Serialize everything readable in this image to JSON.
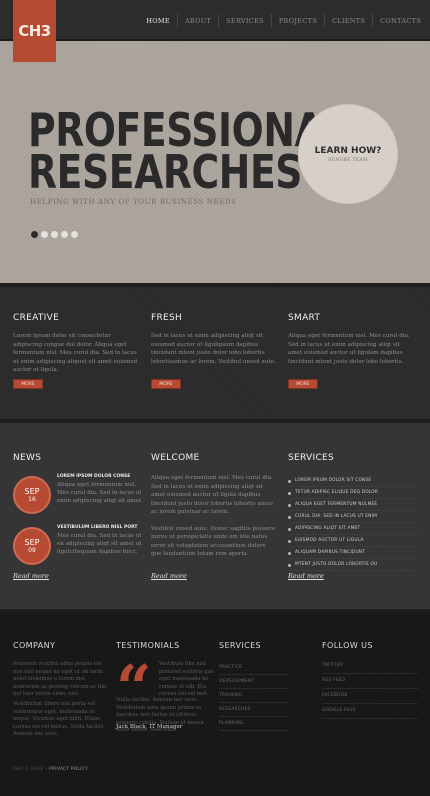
{
  "header": {
    "logo": "CH3",
    "nav": [
      {
        "label": "HOME",
        "active": true
      },
      {
        "label": "ABOUT",
        "active": false
      },
      {
        "label": "SERVICES",
        "active": false
      },
      {
        "label": "PROJECTS",
        "active": false
      },
      {
        "label": "CLIENTS",
        "active": false
      },
      {
        "label": "CONTACTS",
        "active": false
      }
    ]
  },
  "hero": {
    "title_line1": "PROFESSIONAL",
    "title_line2": "RESEARCHES",
    "tagline": "HELPING WITH ANY OF YOUR BUSINESS NEEDS",
    "cta_title": "LEARN HOW?",
    "cta_sub": "BENOBE TEAM",
    "slides": 5,
    "active_slide": 1
  },
  "features": [
    {
      "title": "CREATIVE",
      "text": "Lorem ipsum dolor sit consectetur adipiscing congue dol dolor. Aliqua eget fermentum nisl. Mes curul dia. Sed in lacus ut enim adipiscing aliquet sit amet euismod auctor ut ligula.",
      "button": "MORE"
    },
    {
      "title": "FRESH",
      "text": "Sed in lacus ut enim adipiscing aliqt sit euismod auctor ut ligulipsum dapibus tincidunt mtent justo dolor lobo lobortis lobortisamue ac lorem. Vestibul unsed aute.",
      "button": "MORE"
    },
    {
      "title": "SMART",
      "text": "Aliqua eget fermentum nisl. Mes curul dia. Sed in lacus ut enim adipiscing aliqt sit amet euismod auctor ut ligulam dapibus tincidunt mtent justo dolor lobo lobortis.",
      "button": "MORE"
    }
  ],
  "news": {
    "title": "NEWS",
    "items": [
      {
        "month": "SEP",
        "day": "16",
        "headline": "LOREM IPSUM DOLOR CONSE",
        "text": "Aliqua eget fermentum nisl. Mes curul dia. Sed in lacus ut enim adipiscing aliqt sit amet."
      },
      {
        "month": "SEP",
        "day": "09",
        "headline": "VESTIBULUM LIBERO NISL PORT",
        "text": "Mes curul dia. Sed in lacus ut en adipiscing aliqt sit amet ut ligulcilisquam dapibus tinct."
      }
    ],
    "link": "Read more"
  },
  "welcome": {
    "title": "WELCOME",
    "paragraphs": [
      "Aliqua eget fermentum nisl. Mes curul dia. Sed in lacus ut enim adipiscing aliqt sit amet euismod auctor ut ligula dapibus tincidunt justo dolor lobortis lobortis amue ac lorem pulvinar ac lorem.",
      "Vestibul unsed aute. Donec sagittis posuere purus ut persipiciatis unde om iste natus error sit voluptatem accusantium dolore que laudantium totam rem aperia."
    ],
    "link": "Read more"
  },
  "services": {
    "title": "SERVICES",
    "items": [
      "LOREM IPSUM DOLOR SIT CONSE",
      "TETUR ADIPISC ELIQUE DEQ DOLOR",
      "ALIQUA EGET FERMENTUM NULMEE",
      "CURUL DIA. SED IN LACUS UT ENIM",
      "ADIPISCING ALIQT SIT AMET",
      "EUISMOD AUCTOR UT LIGULA",
      "ALIQUAM DAPIBUS TINCIDUNT",
      "MTENT JUSTO DOLOR LOBORTIS OU"
    ],
    "link": "Read more"
  },
  "footer": {
    "company": {
      "title": "COMPANY",
      "text1": "Praesent vestibul edna pequis ete non nisi neque mi eget ut ob nolm nolet vivisimus a lorem nisi noncerum ac posting rutrum ac fini nel tuer lorem enim, nisi.",
      "text2": "Vestibulum libero nisl porta vel scelerisque eget, malesuada at neque. Vivamus eget nibh. Etiam cursus leo vel metus. Nulla facilisi. Aenean nec eros."
    },
    "testimonials": {
      "title": "TESTIMONIALS",
      "text1": "Vestibulu libe nisl portavel sceleris que eget malesuada ne ruimas ut nib. Eta cursus leo vel met.",
      "text2": "Nulla facilisi. Aenean nec eros. Vestibulum ante ipsum primis in faucibus orci luctus et ultrices posuere cubilia. Nullam et massa dolor lorem. Maecenas.",
      "author": "Jack Black, IT Manager"
    },
    "services": {
      "title": "SERVICES",
      "items": [
        "PRACTICE",
        "DEVELOPMENT",
        "TRAINING",
        "RESEARCHES",
        "PLANNING"
      ]
    },
    "follow": {
      "title": "FOLLOW  US",
      "items": [
        "TWITTER",
        "RSS FEED",
        "FACEBOOK",
        "GOOGLE PLUS"
      ]
    },
    "copyright": "CH3 © 2013 •",
    "policy": "PRIVACY POLICY"
  },
  "colors": {
    "accent": "#b64a32",
    "hero_bg": "#aca59d",
    "dark_bg": "#2b2b2b",
    "footer_bg": "#171717"
  }
}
○ ○ ○ ○
--- GOAL ---
Copy all lines from the material that include "eros".

--- CORRECT RESULT ---
      "text2": "Vestibulum libero nisl porta vel scelerisque eget, malesuada at neque. Vivamus eget nibh. Etiam cursus leo vel metus. Nulla facilisi. Aenean nec eros."
      "text2": "Nulla facilisi. Aenean nec eros. Vestibulum ante ipsum primis in faucibus orci luctus et ultrices posuere cubilia. Nullam et massa dolor lorem. Maecenas.",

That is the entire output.